Goal
Pick out every line that holds the string "data" and copy it.

Given entries

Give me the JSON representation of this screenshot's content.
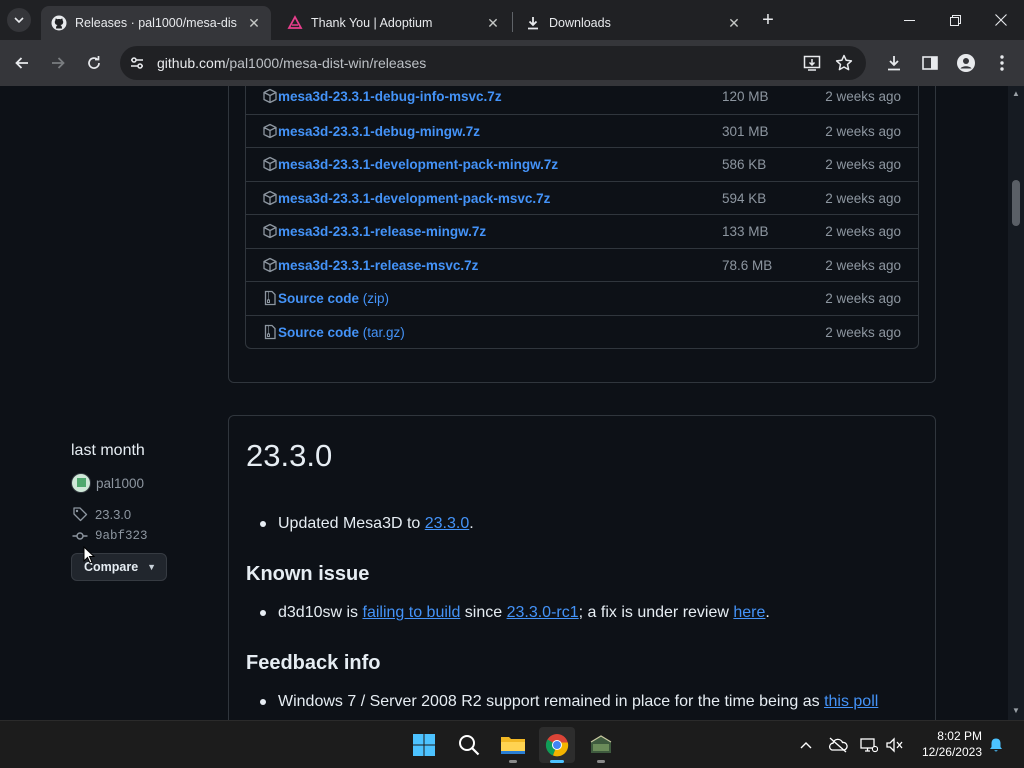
{
  "browser": {
    "tabs": [
      {
        "title": "Releases · pal1000/mesa-dist-wi",
        "active": true,
        "favicon": "github-icon"
      },
      {
        "title": "Thank You | Adoptium",
        "active": false,
        "favicon": "adoptium-icon"
      },
      {
        "title": "Downloads",
        "active": false,
        "favicon": "download-icon"
      }
    ],
    "url_host": "github.com",
    "url_path": "/pal1000/mesa-dist-win/releases"
  },
  "assets": [
    {
      "name": "mesa3d-23.3.1-debug-info-msvc.7z",
      "size": "120 MB",
      "date": "2 weeks ago"
    },
    {
      "name": "mesa3d-23.3.1-debug-mingw.7z",
      "size": "301 MB",
      "date": "2 weeks ago"
    },
    {
      "name": "mesa3d-23.3.1-development-pack-mingw.7z",
      "size": "586 KB",
      "date": "2 weeks ago"
    },
    {
      "name": "mesa3d-23.3.1-development-pack-msvc.7z",
      "size": "594 KB",
      "date": "2 weeks ago"
    },
    {
      "name": "mesa3d-23.3.1-release-mingw.7z",
      "size": "133 MB",
      "date": "2 weeks ago"
    },
    {
      "name": "mesa3d-23.3.1-release-msvc.7z",
      "size": "78.6 MB",
      "date": "2 weeks ago"
    }
  ],
  "source_code": [
    {
      "label": "Source code",
      "format": "(zip)",
      "date": "2 weeks ago"
    },
    {
      "label": "Source code",
      "format": "(tar.gz)",
      "date": "2 weeks ago"
    }
  ],
  "release_meta": {
    "when": "last month",
    "author": "pal1000",
    "tag": "23.3.0",
    "commit": "9abf323",
    "compare_label": "Compare"
  },
  "release": {
    "title": "23.3.0",
    "bullet1_prefix": "Updated Mesa3D to ",
    "bullet1_link": "23.3.0",
    "bullet1_suffix": ".",
    "known_issue_heading": "Known issue",
    "issue_prefix": "d3d10sw is ",
    "issue_link1": "failing to build",
    "issue_mid": " since ",
    "issue_link2": "23.3.0-rc1",
    "issue_mid2": "; a fix is under review ",
    "issue_link3": "here",
    "issue_suffix": ".",
    "feedback_heading": "Feedback info",
    "feedback_prefix": "Windows 7 / Server 2008 R2 support remained in place for the time being as ",
    "feedback_link": "this poll"
  },
  "taskbar": {
    "time": "8:02 PM",
    "date": "12/26/2023"
  },
  "colors": {
    "link": "#4493f8",
    "page_bg": "#0d1117",
    "border": "#30363d"
  }
}
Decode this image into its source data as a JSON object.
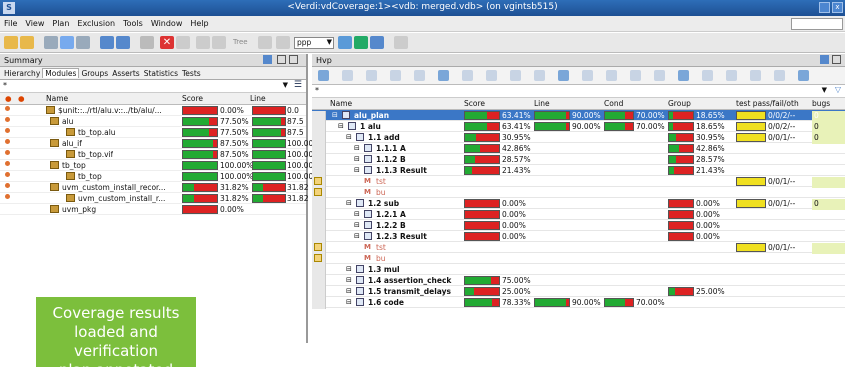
{
  "window": {
    "title": "<Verdi:vdCoverage:1><vdb: merged.vdb> (on vgintsb515)",
    "sys_icon": "S",
    "close_glyph": "x"
  },
  "menu": [
    "File",
    "View",
    "Plan",
    "Exclusion",
    "Tools",
    "Window",
    "Help"
  ],
  "toolbar": {
    "tree_label": "Tree",
    "combo_value": "ppp"
  },
  "left": {
    "header": "Summary",
    "tabs": [
      "Hierarchy",
      "Modules",
      "Groups",
      "Asserts",
      "Statistics",
      "Tests"
    ],
    "active_tab": "Modules",
    "filter": "*",
    "columns": {
      "name": "Name",
      "score": "Score",
      "line": "Line"
    },
    "rows": [
      {
        "name": "$unit::../rtl/alu.v::../tb/alu/...",
        "score": "0.00%",
        "score_pct": 0,
        "line": "0.0",
        "line_pct": 0
      },
      {
        "name": "alu",
        "score": "77.50%",
        "score_pct": 77.5,
        "line": "87.5",
        "line_pct": 87.5
      },
      {
        "name": "tb_top.alu",
        "score": "77.50%",
        "score_pct": 77.5,
        "line": "87.5",
        "line_pct": 87.5
      },
      {
        "name": "alu_if",
        "score": "87.50%",
        "score_pct": 87.5,
        "line": "100.00",
        "line_pct": 100
      },
      {
        "name": "tb_top.vif",
        "score": "87.50%",
        "score_pct": 87.5,
        "line": "100.00",
        "line_pct": 100
      },
      {
        "name": "tb_top",
        "score": "100.00%",
        "score_pct": 100,
        "line": "100.00",
        "line_pct": 100
      },
      {
        "name": "tb_top",
        "score": "100.00%",
        "score_pct": 100,
        "line": "100.00",
        "line_pct": 100
      },
      {
        "name": "uvm_custom_install_recor...",
        "score": "31.82%",
        "score_pct": 31.82,
        "line": "31.82",
        "line_pct": 31.82
      },
      {
        "name": "uvm_custom_install_r...",
        "score": "31.82%",
        "score_pct": 31.82,
        "line": "31.82",
        "line_pct": 31.82
      },
      {
        "name": "uvm_pkg",
        "score": "0.00%",
        "score_pct": 0,
        "line": "",
        "line_pct": null
      }
    ]
  },
  "banner": {
    "line1": "Coverage results",
    "line2": "loaded and verification",
    "line3": "plan annotated"
  },
  "right": {
    "header": "Hvp",
    "filter": "*",
    "columns": {
      "name": "Name",
      "score": "Score",
      "line": "Line",
      "cond": "Cond",
      "group": "Group",
      "test": "test pass/fail/oth",
      "bugs": "bugs"
    },
    "rows": [
      {
        "name": "alu_plan",
        "score": "63.41%",
        "score_pct": 63.41,
        "line": "90.00%",
        "line_pct": 90,
        "cond": "70.00%",
        "cond_pct": 70,
        "group": "18.65%",
        "group_pct": 18.65,
        "test": "0/0/2/--",
        "bugs": "0",
        "sel": true
      },
      {
        "name": "1 alu",
        "score": "63.41%",
        "score_pct": 63.41,
        "line": "90.00%",
        "line_pct": 90,
        "cond": "70.00%",
        "cond_pct": 70,
        "group": "18.65%",
        "group_pct": 18.65,
        "test": "0/0/2/--",
        "bugs": "0"
      },
      {
        "name": "1.1 add",
        "score": "30.95%",
        "score_pct": 30.95,
        "group": "30.95%",
        "group_pct": 30.95,
        "test": "0/0/1/--",
        "bugs": "0"
      },
      {
        "name": "1.1.1 A",
        "score": "42.86%",
        "score_pct": 42.86,
        "group": "42.86%",
        "group_pct": 42.86
      },
      {
        "name": "1.1.2 B",
        "score": "28.57%",
        "score_pct": 28.57,
        "group": "28.57%",
        "group_pct": 28.57
      },
      {
        "name": "1.1.3 Result",
        "score": "21.43%",
        "score_pct": 21.43,
        "group": "21.43%",
        "group_pct": 21.43
      },
      {
        "name": "tst",
        "test": "0/0/1/--"
      },
      {
        "name": "bu"
      },
      {
        "name": "1.2 sub",
        "score": "0.00%",
        "score_pct": 0,
        "group": "0.00%",
        "group_pct": 0,
        "test": "0/0/1/--",
        "bugs": "0"
      },
      {
        "name": "1.2.1 A",
        "score": "0.00%",
        "score_pct": 0,
        "group": "0.00%",
        "group_pct": 0
      },
      {
        "name": "1.2.2 B",
        "score": "0.00%",
        "score_pct": 0,
        "group": "0.00%",
        "group_pct": 0
      },
      {
        "name": "1.2.3 Result",
        "score": "0.00%",
        "score_pct": 0,
        "group": "0.00%",
        "group_pct": 0
      },
      {
        "name": "tst",
        "test": "0/0/1/--"
      },
      {
        "name": "bu"
      },
      {
        "name": "1.3 mul"
      },
      {
        "name": "1.4 assertion_check",
        "score": "75.00%",
        "score_pct": 75
      },
      {
        "name": "1.5 transmit_delays",
        "score": "25.00%",
        "score_pct": 25,
        "group": "25.00%",
        "group_pct": 25
      },
      {
        "name": "1.6 code",
        "score": "78.33%",
        "score_pct": 78.33,
        "line": "90.00%",
        "line_pct": 90,
        "cond": "70.00%",
        "cond_pct": 70
      }
    ]
  },
  "colors": {
    "accent": "#2e6eb8",
    "banner": "#7cbf3c",
    "bar_red": "#d22222",
    "bar_green": "#22aa33",
    "bar_yellow": "#f0e020"
  }
}
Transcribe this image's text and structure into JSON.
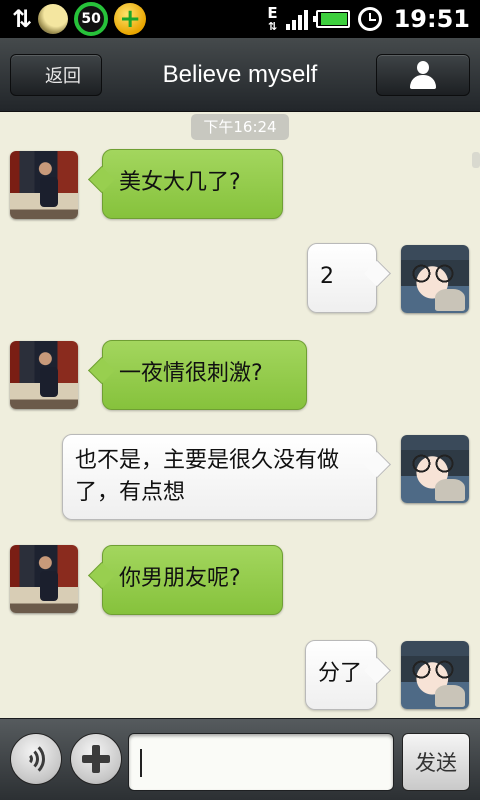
{
  "status_bar": {
    "data_icon": "data-transfer-icon",
    "network_type": "E",
    "battery_ring_value": "50",
    "time": "19:51",
    "battery_level_fraction": 0.85,
    "colors": {
      "ring": "#27c23a",
      "battery": "#3ecf3e"
    }
  },
  "header": {
    "back_label": "返回",
    "title": "Believe myself",
    "profile_icon": "person-icon"
  },
  "chat": {
    "timestamp": "下午16:24",
    "messages": [
      {
        "from": "other",
        "avatar": "avatar-man",
        "text": "美女大几了?"
      },
      {
        "from": "me",
        "avatar": "avatar-girl",
        "text": "2"
      },
      {
        "from": "other",
        "avatar": "avatar-man",
        "text": "一夜情很刺激?"
      },
      {
        "from": "me",
        "avatar": "avatar-girl",
        "text": "也不是，主要是很久没有做了，有点想"
      },
      {
        "from": "other",
        "avatar": "avatar-man",
        "text": "你男朋友呢?"
      },
      {
        "from": "me",
        "avatar": "avatar-girl",
        "text": "分了"
      }
    ],
    "colors": {
      "incoming_bubble": "#98cf4f",
      "outgoing_bubble": "#ffffff",
      "background": "#efeedd"
    }
  },
  "input_bar": {
    "voice_icon": "voice-icon",
    "add_icon": "plus-icon",
    "input_value": "",
    "send_label": "发送"
  }
}
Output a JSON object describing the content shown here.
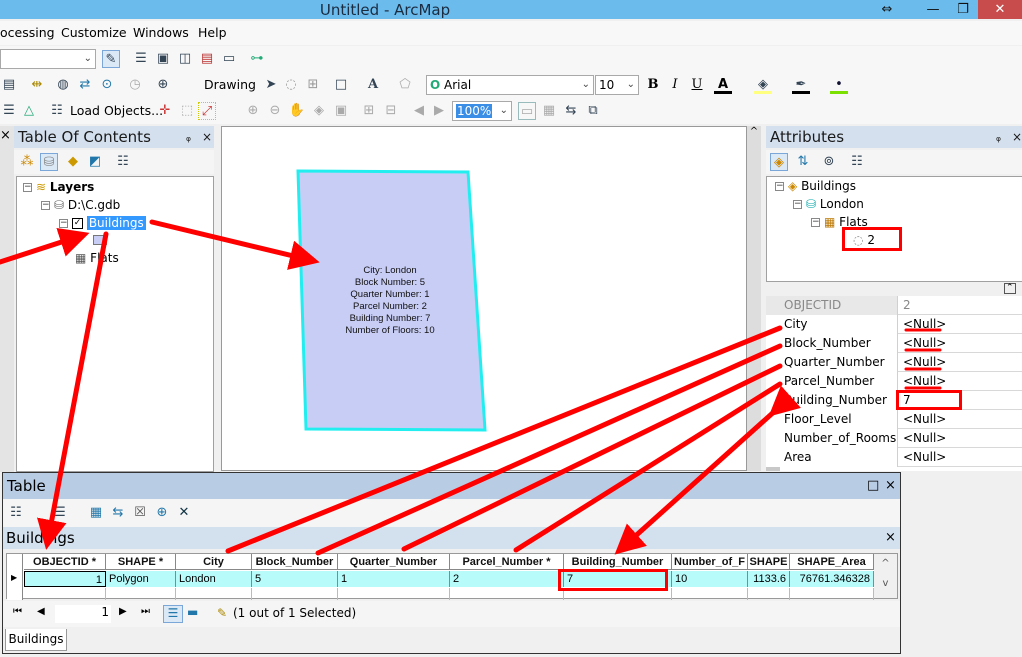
{
  "window": {
    "title": "Untitled - ArcMap",
    "controls": {
      "resize": "⇔",
      "minimize": "—",
      "restore": "❐",
      "close": "✕"
    }
  },
  "menubar": {
    "items": [
      "ocessing",
      "Customize",
      "Windows",
      "Help"
    ]
  },
  "toolbar": {
    "drawing_label": "Drawing",
    "load_objects_label": "Load Objects...",
    "font_name": "Arial",
    "font_size": "10",
    "bold": "B",
    "italic": "I",
    "underline": "U",
    "font_color": "A",
    "zoom_level": "100%"
  },
  "toc": {
    "title": "Table Of Contents",
    "tree": {
      "root": "Layers",
      "gdb": "D:\\C.gdb",
      "layer": "Buildings",
      "table": "Flats"
    }
  },
  "map": {
    "label_lines": [
      "City: London",
      "Block Number: 5",
      "Quarter Number: 1",
      "Parcel Number: 2",
      "Building Number: 7",
      "Number of Floors: 10"
    ],
    "polygon_fill": "#c8cdf5",
    "polygon_outline": "#22eef0"
  },
  "attributes": {
    "title": "Attributes",
    "tree": {
      "layer": "Buildings",
      "feature": "London",
      "relate": "Flats",
      "record": "2"
    },
    "grid": [
      {
        "key": "OBJECTID",
        "value": "2"
      },
      {
        "key": "City",
        "value": "<Null>"
      },
      {
        "key": "Block_Number",
        "value": "<Null>"
      },
      {
        "key": "Quarter_Number",
        "value": "<Null>"
      },
      {
        "key": "Parcel_Number",
        "value": "<Null>"
      },
      {
        "key": "Building_Number",
        "value": "7"
      },
      {
        "key": "Floor_Level",
        "value": "<Null>"
      },
      {
        "key": "Number_of_Rooms",
        "value": "<Null>"
      },
      {
        "key": "Area",
        "value": "<Null>"
      }
    ]
  },
  "table": {
    "title": "Table",
    "layer_name": "Buildings",
    "columns": [
      "OBJECTID *",
      "SHAPE *",
      "City",
      "Block_Number",
      "Quarter_Number",
      "Parcel_Number *",
      "Building_Number",
      "Number_of_F",
      "SHAPE",
      "SHAPE_Area"
    ],
    "rows": [
      [
        "1",
        "Polygon",
        "London",
        "5",
        "1",
        "2",
        "7",
        "10",
        "1133.6",
        "76761.346328"
      ]
    ],
    "current_record": "1",
    "selection_status": "(1 out of 1 Selected)",
    "tab_label": "Buildings"
  },
  "annotation_color": "#ff0000"
}
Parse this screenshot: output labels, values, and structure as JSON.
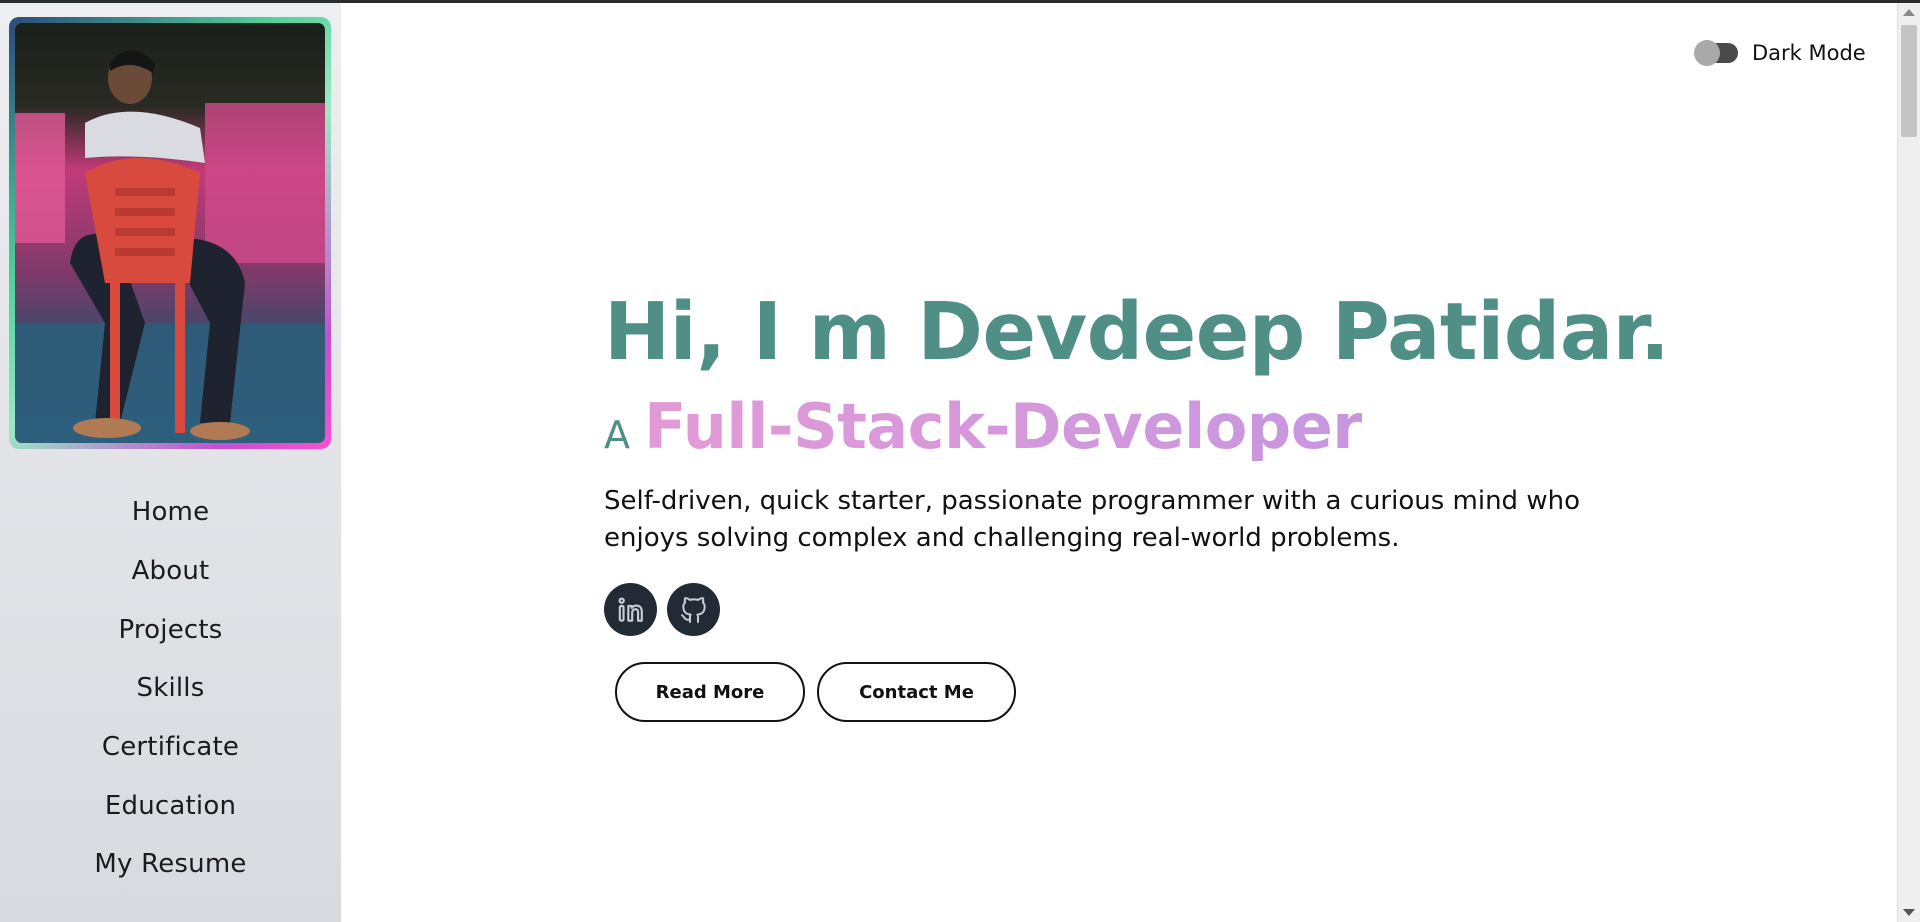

Full output
Decode this image into its source data as a JSON object.
    "data_icon": "data-transfer-icon",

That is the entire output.